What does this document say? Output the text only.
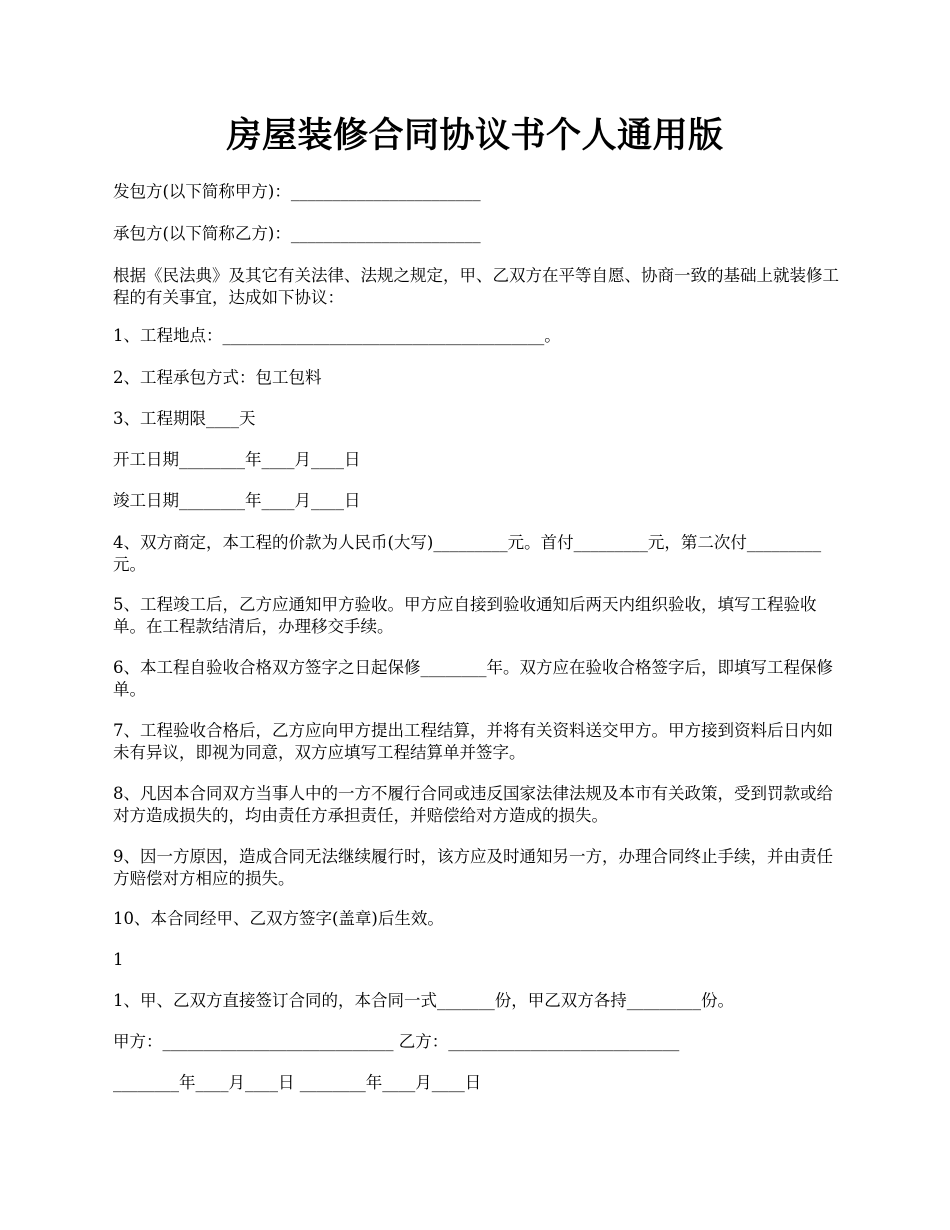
房屋装修合同协议书个人通用版

发包方(以下简称甲方)：_______________________

承包方(以下简称乙方)：_______________________

根据《民法典》及其它有关法律、法规之规定，甲、乙双方在平等自愿、协商一致的基础上就装修工程的有关事宜，达成如下协议：

1、工程地点：_______________________________________。

2、工程承包方式：包工包料

3、工程期限____天

开工日期________年____月____日

竣工日期________年____月____日

4、双方商定，本工程的价款为人民币(大写)_________元。首付_________元，第二次付_________元。

5、工程竣工后，乙方应通知甲方验收。甲方应自接到验收通知后两天内组织验收，填写工程验收单。在工程款结清后，办理移交手续。

6、本工程自验收合格双方签字之日起保修________年。双方应在验收合格签字后，即填写工程保修单。

7、工程验收合格后，乙方应向甲方提出工程结算，并将有关资料送交甲方。甲方接到资料后日内如未有异议，即视为同意，双方应填写工程结算单并签字。

8、凡因本合同双方当事人中的一方不履行合同或违反国家法律法规及本市有关政策，受到罚款或给对方造成损失的，均由责任方承担责任，并赔偿给对方造成的损失。

9、因一方原因，造成合同无法继续履行时，该方应及时通知另一方，办理合同终止手续，并由责任方赔偿对方相应的损失。

10、本合同经甲、乙双方签字(盖章)后生效。

1

1、甲、乙双方直接签订合同的，本合同一式_______份，甲乙双方各持_________份。

甲方：____________________________ 乙方：____________________________

________年____月____日 ________年____月____日
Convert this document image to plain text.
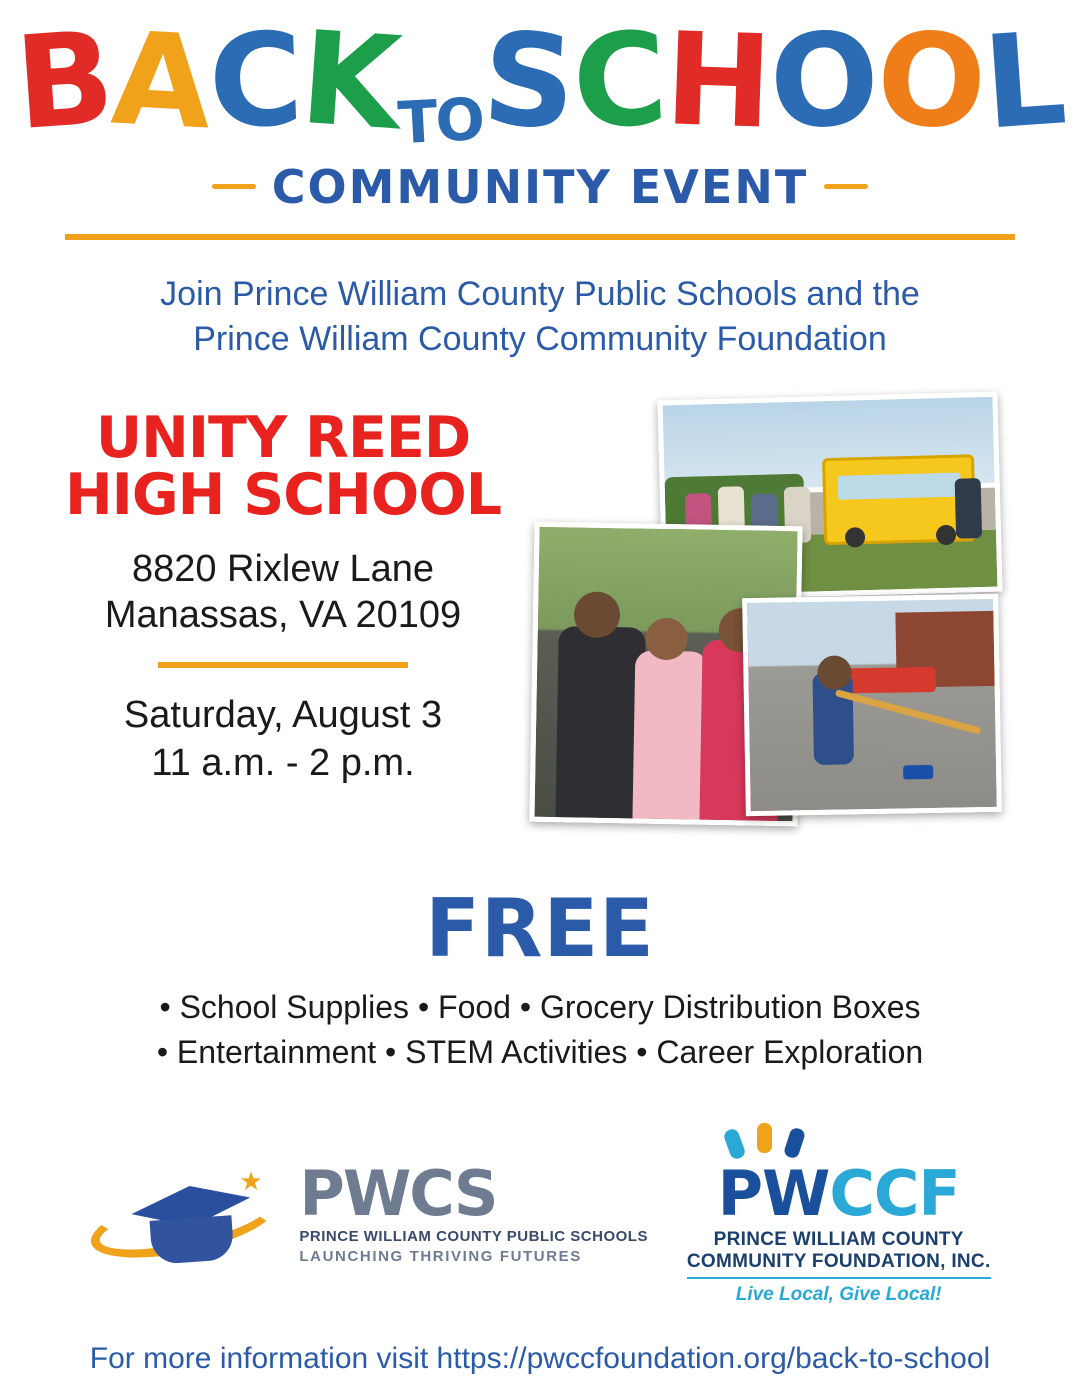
BACKTOSCHOOL
COMMUNITY EVENT
Join Prince William County Public Schools and the
Prince William County Community Foundation
UNITY REED
HIGH SCHOOL
8820 Rixlew Lane
Manassas, VA 20109
Saturday, August 3
11 a.m. - 2 p.m.
FREE
• School Supplies • Food • Grocery Distribution Boxes
• Entertainment • STEM Activities • Career Exploration
★ PWCS
PRINCE WILLIAM COUNTY PUBLIC SCHOOLS
LAUNCHING THRIVING FUTURES
PWCCF
PRINCE WILLIAM COUNTY
COMMUNITY FOUNDATION, INC.
Live Local, Give Local!
For more information visit https://pwccfoundation.org/back-to-school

+===+

Keep the pictures out of the copy and write out the data exactly as it stands.

Finished task
What does this document say? Output the text only.
房屋装修合同协议书个人通用版

发包方(以下简称甲方)：_______________________

承包方(以下简称乙方)：_______________________

根据《民法典》及其它有关法律、法规之规定，甲、乙双方在平等自愿、协商一致的基础上就装修工程的有关事宜，达成如下协议：

1、工程地点：_______________________________________。

2、工程承包方式：包工包料

3、工程期限____天

开工日期________年____月____日

竣工日期________年____月____日

4、双方商定，本工程的价款为人民币(大写)_________元。首付_________元，第二次付_________元。

5、工程竣工后，乙方应通知甲方验收。甲方应自接到验收通知后两天内组织验收，填写工程验收单。在工程款结清后，办理移交手续。

6、本工程自验收合格双方签字之日起保修________年。双方应在验收合格签字后，即填写工程保修单。

7、工程验收合格后，乙方应向甲方提出工程结算，并将有关资料送交甲方。甲方接到资料后日内如未有异议，即视为同意，双方应填写工程结算单并签字。

8、凡因本合同双方当事人中的一方不履行合同或违反国家法律法规及本市有关政策，受到罚款或给对方造成损失的，均由责任方承担责任，并赔偿给对方造成的损失。

9、因一方原因，造成合同无法继续履行时，该方应及时通知另一方，办理合同终止手续，并由责任方赔偿对方相应的损失。

10、本合同经甲、乙双方签字(盖章)后生效。

1

1、甲、乙双方直接签订合同的，本合同一式_______份，甲乙双方各持_________份。

甲方：____________________________ 乙方：____________________________

________年____月____日 ________年____月____日
Convert this document image to plain text.
BACKTOSCHOOL
COMMUNITY EVENT
Join Prince William County Public Schools and the
Prince William County Community Foundation
UNITY REED
HIGH SCHOOL
8820 Rixlew Lane
Manassas, VA 20109
Saturday, August 3
11 a.m. - 2 p.m.
FREE
• School Supplies • Food • Grocery Distribution Boxes
• Entertainment • STEM Activities • Career Exploration
★ PWCS
PRINCE WILLIAM COUNTY PUBLIC SCHOOLS
LAUNCHING THRIVING FUTURES
PWCCF
PRINCE WILLIAM COUNTY
COMMUNITY FOUNDATION, INC.
Live Local, Give Local!
For more information visit https://pwccfoundation.org/back-to-school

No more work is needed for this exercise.